- [REQUIRED TASK]
For each line below that contains the string "must", copy that line.

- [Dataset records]

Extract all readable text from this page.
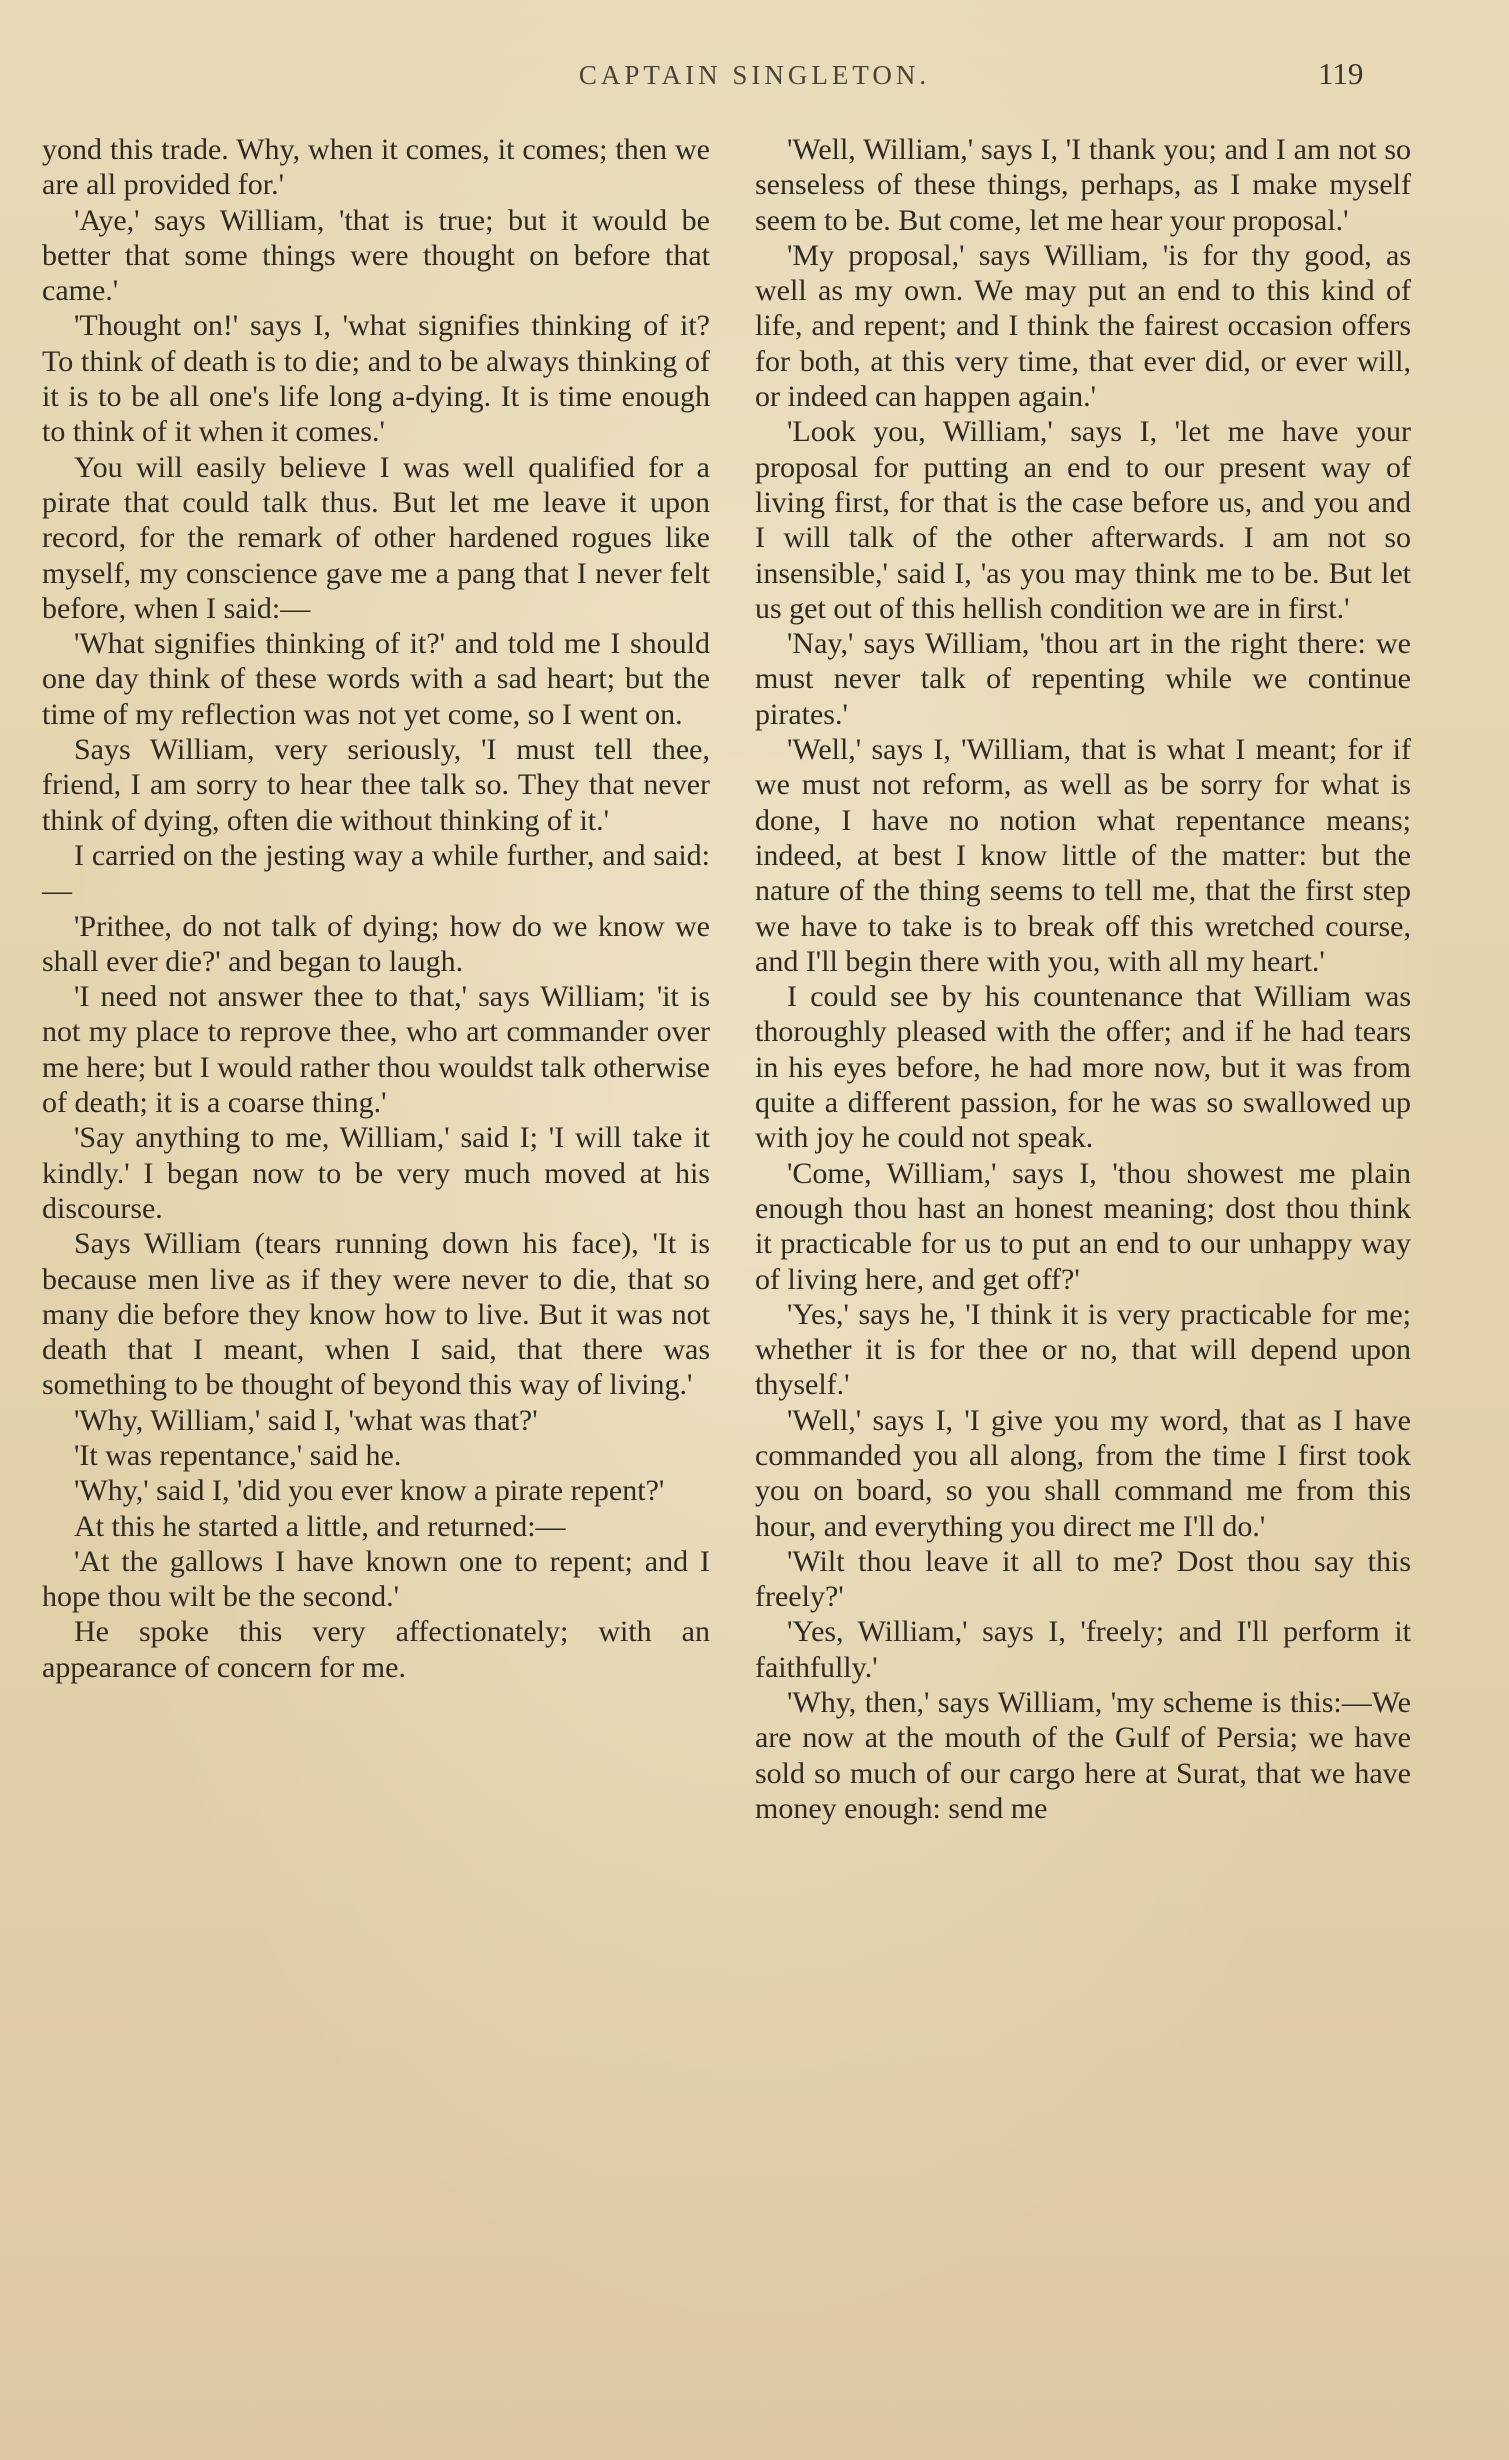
CAPTAIN SINGLETON.	119

yond this trade. Why, when it comes, it comes; then we are all provided for.'

'Aye,' says William, 'that is true; but it would be better that some things were thought on before that came.'

'Thought on!' says I, 'what signifies thinking of it? To think of death is to die; and to be always thinking of it is to be all one's life long a-dying. It is time enough to think of it when it comes.'

You will easily believe I was well qualified for a pirate that could talk thus. But let me leave it upon record, for the remark of other hardened rogues like myself, my conscience gave me a pang that I never felt before, when I said:—

'What signifies thinking of it?' and told me I should one day think of these words with a sad heart; but the time of my reflection was not yet come, so I went on.

Says William, very seriously, 'I must tell thee, friend, I am sorry to hear thee talk so. They that never think of dying, often die without thinking of it.'

I carried on the jesting way a while further, and said:—

'Prithee, do not talk of dying; how do we know we shall ever die?' and began to laugh.

'I need not answer thee to that,' says William; 'it is not my place to reprove thee, who art commander over me here; but I would rather thou wouldst talk otherwise of death; it is a coarse thing.'

'Say anything to me, William,' said I; 'I will take it kindly.' I began now to be very much moved at his discourse.

Says William (tears running down his face), 'It is because men live as if they were never to die, that so many die before they know how to live. But it was not death that I meant, when I said, that there was something to be thought of beyond this way of living.'

'Why, William,' said I, 'what was that?'

'It was repentance,' said he.

'Why,' said I, 'did you ever know a pirate repent?'

At this he started a little, and returned:—

'At the gallows I have known one to repent; and I hope thou wilt be the second.'

He spoke this very affectionately; with an appearance of concern for me.

'Well, William,' says I, 'I thank you; and I am not so senseless of these things, perhaps, as I make myself seem to be. But come, let me hear your proposal.'

'My proposal,' says William, 'is for thy good, as well as my own. We may put an end to this kind of life, and repent; and I think the fairest occasion offers for both, at this very time, that ever did, or ever will, or indeed can happen again.'

'Look you, William,' says I, 'let me have your proposal for putting an end to our present way of living first, for that is the case before us, and you and I will talk of the other afterwards. I am not so insensible,' said I, 'as you may think me to be. But let us get out of this hellish condition we are in first.'

'Nay,' says William, 'thou art in the right there: we must never talk of repenting while we continue pirates.'

'Well,' says I, 'William, that is what I meant; for if we must not reform, as well as be sorry for what is done, I have no notion what repentance means; indeed, at best I know little of the matter: but the nature of the thing seems to tell me, that the first step we have to take is to break off this wretched course, and I'll begin there with you, with all my heart.'

I could see by his countenance that William was thoroughly pleased with the offer; and if he had tears in his eyes before, he had more now, but it was from quite a different passion, for he was so swallowed up with joy he could not speak.

'Come, William,' says I, 'thou showest me plain enough thou hast an honest meaning; dost thou think it practicable for us to put an end to our unhappy way of living here, and get off?'

'Yes,' says he, 'I think it is very practicable for me; whether it is for thee or no, that will depend upon thyself.'

'Well,' says I, 'I give you my word, that as I have commanded you all along, from the time I first took you on board, so you shall command me from this hour, and everything you direct me I'll do.'

'Wilt thou leave it all to me? Dost thou say this freely?'

'Yes, William,' says I, 'freely; and I'll perform it faithfully.'

'Why, then,' says William, 'my scheme is this:—We are now at the mouth of the Gulf of Persia; we have sold so much of our cargo here at Surat, that we have money enough: send me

- [SOLUTION FOR THIS TASK]
Says William, very seriously, 'I must tell thee, friend, I am sorry to hear thee talk so. They that never think of dying, often die without thinking of it.'
'Nay,' says William, 'thou art in the right there: we must never talk of repenting while we continue pirates.'
'Well,' says I, 'William, that is what I meant; for if we must not reform, as well as be sorry for what is done, I have no notion what repentance means; indeed, at best I know little of the matter: but the nature of the thing seems to tell me, that the first step we have to take is to break off this wretched course, and I'll begin there with you, with all my heart.'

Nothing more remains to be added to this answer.